Task prompt
Would you quote the material below in full and unchanged?

Material shown

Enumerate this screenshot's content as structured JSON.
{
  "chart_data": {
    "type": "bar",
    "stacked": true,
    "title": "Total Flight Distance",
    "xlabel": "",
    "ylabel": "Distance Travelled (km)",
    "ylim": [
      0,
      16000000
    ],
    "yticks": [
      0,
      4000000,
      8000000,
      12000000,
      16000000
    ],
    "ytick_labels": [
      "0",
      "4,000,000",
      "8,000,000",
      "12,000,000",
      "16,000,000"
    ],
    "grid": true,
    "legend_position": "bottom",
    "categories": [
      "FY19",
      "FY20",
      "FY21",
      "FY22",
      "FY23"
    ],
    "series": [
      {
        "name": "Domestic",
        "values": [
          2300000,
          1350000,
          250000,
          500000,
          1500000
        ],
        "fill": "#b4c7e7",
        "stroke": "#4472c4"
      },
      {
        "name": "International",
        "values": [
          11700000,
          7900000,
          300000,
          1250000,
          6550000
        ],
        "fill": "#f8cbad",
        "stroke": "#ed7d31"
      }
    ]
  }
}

Exercise output
Enumerate this screenshot's content as structured JSON.
{
  "chart_data": {
    "type": "bar",
    "stacked": true,
    "title": "Total Flight Distance",
    "xlabel": "",
    "ylabel": "Distance Travelled (km)",
    "ylim": [
      0,
      16000000
    ],
    "yticks": [
      0,
      4000000,
      8000000,
      12000000,
      16000000
    ],
    "ytick_labels": [
      "0",
      "4,000,000",
      "8,000,000",
      "12,000,000",
      "16,000,000"
    ],
    "grid": true,
    "legend_position": "bottom",
    "categories": [
      "FY19",
      "FY20",
      "FY21",
      "FY22",
      "FY23"
    ],
    "series": [
      {
        "name": "Domestic",
        "values": [
          2300000,
          1350000,
          250000,
          500000,
          1500000
        ],
        "fill": "#b4c7e7",
        "stroke": "#4472c4"
      },
      {
        "name": "International",
        "values": [
          11700000,
          7900000,
          300000,
          1250000,
          6550000
        ],
        "fill": "#f8cbad",
        "stroke": "#ed7d31"
      }
    ]
  }
}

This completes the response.